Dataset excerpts
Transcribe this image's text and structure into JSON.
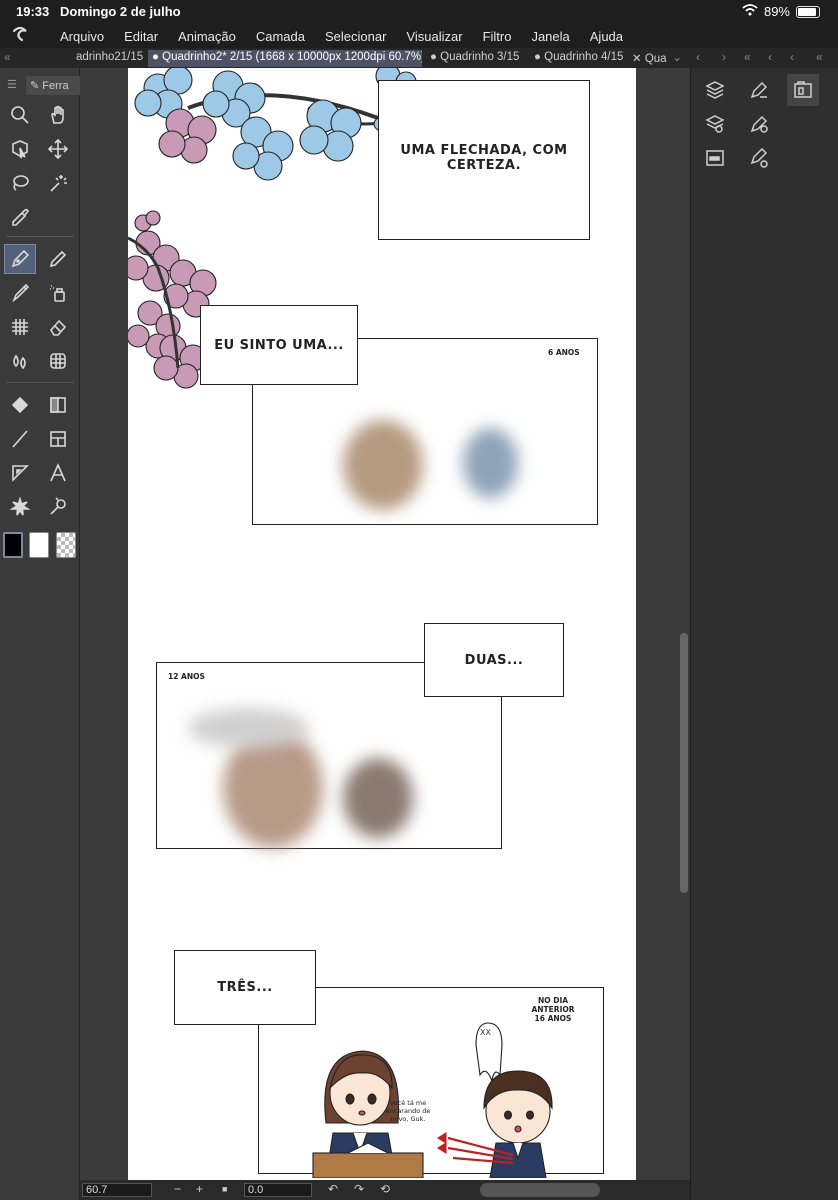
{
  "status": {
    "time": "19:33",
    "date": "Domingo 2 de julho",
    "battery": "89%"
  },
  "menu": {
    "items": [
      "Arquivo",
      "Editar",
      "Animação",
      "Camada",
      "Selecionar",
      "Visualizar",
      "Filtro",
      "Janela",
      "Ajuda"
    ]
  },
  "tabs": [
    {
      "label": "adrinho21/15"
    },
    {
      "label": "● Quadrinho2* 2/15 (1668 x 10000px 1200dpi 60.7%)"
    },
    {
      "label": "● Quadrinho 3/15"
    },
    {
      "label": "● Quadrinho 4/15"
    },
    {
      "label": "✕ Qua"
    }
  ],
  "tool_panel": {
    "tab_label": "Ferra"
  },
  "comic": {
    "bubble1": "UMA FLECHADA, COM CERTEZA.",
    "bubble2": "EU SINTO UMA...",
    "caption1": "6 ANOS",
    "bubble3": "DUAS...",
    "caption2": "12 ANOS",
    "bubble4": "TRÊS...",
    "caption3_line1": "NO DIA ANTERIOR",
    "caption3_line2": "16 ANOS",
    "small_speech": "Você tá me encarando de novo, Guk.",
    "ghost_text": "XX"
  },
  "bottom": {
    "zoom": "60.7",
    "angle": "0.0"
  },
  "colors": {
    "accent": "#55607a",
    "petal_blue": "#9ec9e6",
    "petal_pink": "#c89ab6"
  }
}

→ **Problem to solve**
Copy every entry word for word, but omit the pictures.

→ **Exercise output**
Transcribe this image's text and structure into JSON.
{
  "status": {
    "time": "19:33",
    "date": "Domingo 2 de julho",
    "battery": "89%"
  },
  "menu": {
    "items": [
      "Arquivo",
      "Editar",
      "Animação",
      "Camada",
      "Selecionar",
      "Visualizar",
      "Filtro",
      "Janela",
      "Ajuda"
    ]
  },
  "tabs": [
    {
      "label": "adrinho21/15"
    },
    {
      "label": "● Quadrinho2* 2/15 (1668 x 10000px 1200dpi 60.7%)"
    },
    {
      "label": "● Quadrinho 3/15"
    },
    {
      "label": "● Quadrinho 4/15"
    },
    {
      "label": "✕ Qua"
    }
  ],
  "tool_panel": {
    "tab_label": "Ferra"
  },
  "comic": {
    "bubble1": "UMA FLECHADA, COM CERTEZA.",
    "bubble2": "EU SINTO UMA...",
    "caption1": "6 ANOS",
    "bubble3": "DUAS...",
    "caption2": "12 ANOS",
    "bubble4": "TRÊS...",
    "caption3_line1": "NO DIA ANTERIOR",
    "caption3_line2": "16 ANOS",
    "small_speech": "Você tá me encarando de novo, Guk.",
    "ghost_text": "XX"
  },
  "bottom": {
    "zoom": "60.7",
    "angle": "0.0"
  },
  "colors": {
    "accent": "#55607a",
    "petal_blue": "#9ec9e6",
    "petal_pink": "#c89ab6"
  }
}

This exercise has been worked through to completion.